Data entries:
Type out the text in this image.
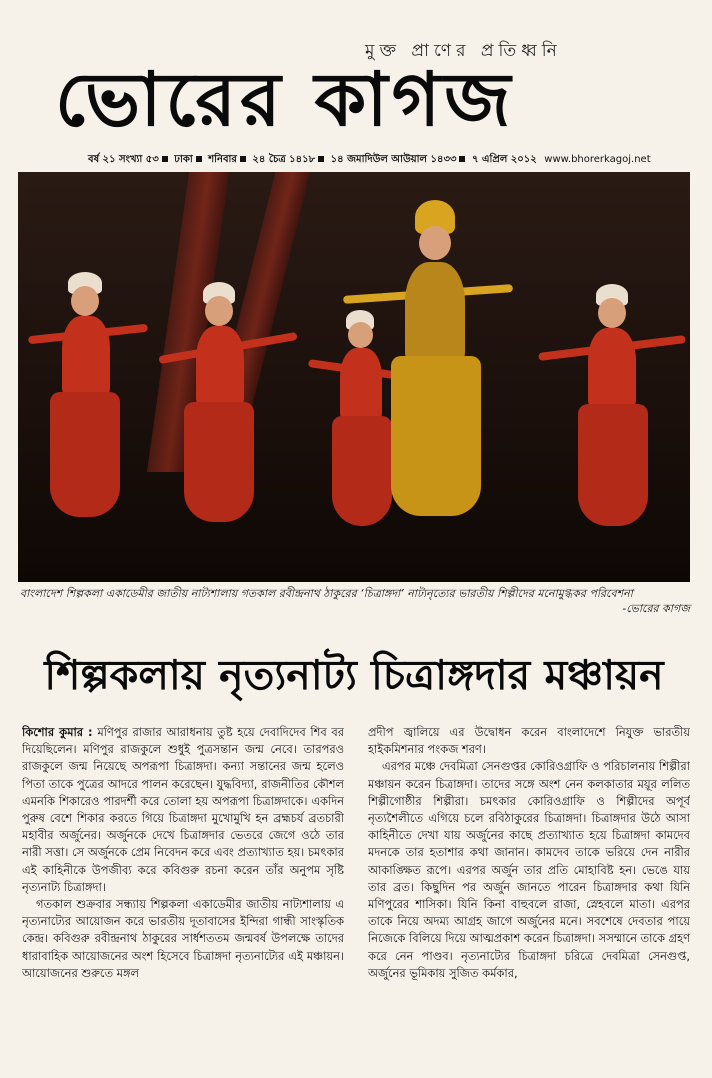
মুক্ত প্রাণের প্রতিধ্বনি
ভোরের কাগজ
বর্ষ ২১ সংখ্যা ৫৩ ঢাকা শনিবার ২৪ চৈত্র ১৪১৮ ১৪ জমাদিউল আউয়াল ১৪৩৩ ৭ এপ্রিল ২০১২ www.bhorerkagoj.net
বাংলাদেশ শিল্পকলা একাডেমীর জাতীয় নাট্যশালায় গতকাল রবীন্দ্রনাথ ঠাকুরের ‘চিত্রাঙ্গদা’ নাট্যনৃত্যের ভারতীয় শিল্পীদের মনোমুগ্ধকর পরিবেশনা
-ভোরের কাগজ
শিল্পকলায় নৃত্যনাট্য চিত্রাঙ্গদার মঞ্চায়ন

কিশোর কুমার : মণিপুর রাজার আরাধনায় তুষ্ট হয়ে দেবাদিদেব শিব বর দিয়েছিলেন। মণিপুর রাজকুলে শুধুই পুত্রসন্তান জন্ম নেবে। তারপরও রাজকুলে জন্ম নিয়েছে অপরূপা চিত্রাঙ্গদা। কন্যা সন্তানের জন্ম হলেও পিতা তাকে পুত্রের আদরে পালন করেছেন। যুদ্ধবিদ্যা, রাজনীতির কৌশল এমনকি শিকারেও পারদর্শী করে তোলা হয় অপরূপা চিত্রাঙ্গদাকে। একদিন পুরুষ বেশে শিকার করতে গিয়ে চিত্রাঙ্গদা মুখোমুখি হন ব্রহ্মচর্য ব্রতচারী মহাবীর অর্জুনের। অর্জুনকে দেখে চিত্রাঙ্গদার ভেতরে জেগে ওঠে তার নারী সত্তা। সে অর্জুনকে প্রেম নিবেদন করে এবং প্রত্যাখ্যাত হয়। চমৎকার এই কাহিনীকে উপজীব্য করে কবিগুরু রচনা করেন তাঁর অনুপম সৃষ্টি নৃত্যনাট্য চিত্রাঙ্গদা।

গতকাল শুক্রবার সন্ধ্যায় শিল্পকলা একাডেমীর জাতীয় নাট্যশালায় এ নৃত্যনাট্যের আয়োজন করে ভারতীয় দূতাবাসের ইন্দিরা গান্ধী সাংস্কৃতিক কেন্দ্র। কবিগুরু রবীন্দ্রনাথ ঠাকুরের সার্ধশততম জন্মবর্ষ উপলক্ষে তাদের ধারাবাহিক আয়োজনের অংশ হিসেবে চিত্রাঙ্গদা নৃত্যনাট্যের এই মঞ্চায়ন। আয়োজনের শুরুতে মঙ্গল

প্রদীপ জ্বালিয়ে এর উদ্বোধন করেন বাংলাদেশে নিযুক্ত ভারতীয় হাইকমিশনার পংকজ শরণ।

এরপর মঞ্চে দেবমিত্রা সেনগুপ্তর কোরিওগ্রাফি ও পরিচালনায় শিল্পীরা মঞ্চায়ন করেন চিত্রাঙ্গদা। তাদের সঙ্গে অংশ নেন কলকাতার ময়ূর ললিত শিল্পীগোষ্ঠীর শিল্পীরা। চমৎকার কোরিওগ্রাফি ও শিল্পীদের অপূর্ব নৃত্যশৈলীতে এগিয়ে চলে রবিঠাকুরের চিত্রাঙ্গদা। চিত্রাঙ্গদার উঠে আসা কাহিনীতে দেখা যায় অর্জুনের কাছে প্রত্যাখ্যাত হয়ে চিত্রাঙ্গদা কামদেব মদনকে তার হতাশার কথা জানান। কামদেব তাকে ভরিয়ে দেন নারীর আকাঙ্ক্ষিত রূপে। এরপর অর্জুন তার প্রতি মোহাবিষ্ট হন। ভেঙে যায় তার ব্রত। কিছুদিন পর অর্জুন জানতে পারেন চিত্রাঙ্গদার কথা যিনি মণিপুরের শাসিকা। যিনি কিনা বাহুবলে রাজা, স্নেহবলে মাতা। এরপর তাকে নিয়ে অদম্য আগ্রহ জাগে অর্জুনের মনে। সবশেষে দেবতার পায়ে নিজেকে বিলিয়ে দিয়ে আত্মপ্রকাশ করেন চিত্রাঙ্গদা। সসম্মানে তাকে গ্রহণ করে নেন পাণ্ডব। নৃত্যনাট্যের চিত্রাঙ্গদা চরিত্রে দেবমিত্রা সেনগুপ্ত, অর্জুনের ভূমিকায় সুজিত কর্মকার,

Given problem: Reproduce the data above in full, exactly as it is, with the pictures left out.

Output for this task:
Type out the text in this image.
মুক্ত প্রাণের প্রতিধ্বনি
ভোরের কাগজ
বর্ষ ২১ সংখ্যা ৫৩ ঢাকা শনিবার ২৪ চৈত্র ১৪১৮ ১৪ জমাদিউল আউয়াল ১৪৩৩ ৭ এপ্রিল ২০১২ www.bhorerkagoj.net
বাংলাদেশ শিল্পকলা একাডেমীর জাতীয় নাট্যশালায় গতকাল রবীন্দ্রনাথ ঠাকুরের ‘চিত্রাঙ্গদা’ নাট্যনৃত্যের ভারতীয় শিল্পীদের মনোমুগ্ধকর পরিবেশনা
-ভোরের কাগজ
শিল্পকলায় নৃত্যনাট্য চিত্রাঙ্গদার মঞ্চায়ন

কিশোর কুমার : মণিপুর রাজার আরাধনায় তুষ্ট হয়ে দেবাদিদেব শিব বর দিয়েছিলেন। মণিপুর রাজকুলে শুধুই পুত্রসন্তান জন্ম নেবে। তারপরও রাজকুলে জন্ম নিয়েছে অপরূপা চিত্রাঙ্গদা। কন্যা সন্তানের জন্ম হলেও পিতা তাকে পুত্রের আদরে পালন করেছেন। যুদ্ধবিদ্যা, রাজনীতির কৌশল এমনকি শিকারেও পারদর্শী করে তোলা হয় অপরূপা চিত্রাঙ্গদাকে। একদিন পুরুষ বেশে শিকার করতে গিয়ে চিত্রাঙ্গদা মুখোমুখি হন ব্রহ্মচর্য ব্রতচারী মহাবীর অর্জুনের। অর্জুনকে দেখে চিত্রাঙ্গদার ভেতরে জেগে ওঠে তার নারী সত্তা। সে অর্জুনকে প্রেম নিবেদন করে এবং প্রত্যাখ্যাত হয়। চমৎকার এই কাহিনীকে উপজীব্য করে কবিগুরু রচনা করেন তাঁর অনুপম সৃষ্টি নৃত্যনাট্য চিত্রাঙ্গদা।

গতকাল শুক্রবার সন্ধ্যায় শিল্পকলা একাডেমীর জাতীয় নাট্যশালায় এ নৃত্যনাট্যের আয়োজন করে ভারতীয় দূতাবাসের ইন্দিরা গান্ধী সাংস্কৃতিক কেন্দ্র। কবিগুরু রবীন্দ্রনাথ ঠাকুরের সার্ধশততম জন্মবর্ষ উপলক্ষে তাদের ধারাবাহিক আয়োজনের অংশ হিসেবে চিত্রাঙ্গদা নৃত্যনাট্যের এই মঞ্চায়ন। আয়োজনের শুরুতে মঙ্গল

প্রদীপ জ্বালিয়ে এর উদ্বোধন করেন বাংলাদেশে নিযুক্ত ভারতীয় হাইকমিশনার পংকজ শরণ।

এরপর মঞ্চে দেবমিত্রা সেনগুপ্তর কোরিওগ্রাফি ও পরিচালনায় শিল্পীরা মঞ্চায়ন করেন চিত্রাঙ্গদা। তাদের সঙ্গে অংশ নেন কলকাতার ময়ূর ললিত শিল্পীগোষ্ঠীর শিল্পীরা। চমৎকার কোরিওগ্রাফি ও শিল্পীদের অপূর্ব নৃত্যশৈলীতে এগিয়ে চলে রবিঠাকুরের চিত্রাঙ্গদা। চিত্রাঙ্গদার উঠে আসা কাহিনীতে দেখা যায় অর্জুনের কাছে প্রত্যাখ্যাত হয়ে চিত্রাঙ্গদা কামদেব মদনকে তার হতাশার কথা জানান। কামদেব তাকে ভরিয়ে দেন নারীর আকাঙ্ক্ষিত রূপে। এরপর অর্জুন তার প্রতি মোহাবিষ্ট হন। ভেঙে যায় তার ব্রত। কিছুদিন পর অর্জুন জানতে পারেন চিত্রাঙ্গদার কথা যিনি মণিপুরের শাসিকা। যিনি কিনা বাহুবলে রাজা, স্নেহবলে মাতা। এরপর তাকে নিয়ে অদম্য আগ্রহ জাগে অর্জুনের মনে। সবশেষে দেবতার পায়ে নিজেকে বিলিয়ে দিয়ে আত্মপ্রকাশ করেন চিত্রাঙ্গদা। সসম্মানে তাকে গ্রহণ করে নেন পাণ্ডব। নৃত্যনাট্যের চিত্রাঙ্গদা চরিত্রে দেবমিত্রা সেনগুপ্ত, অর্জুনের ভূমিকায় সুজিত কর্মকার,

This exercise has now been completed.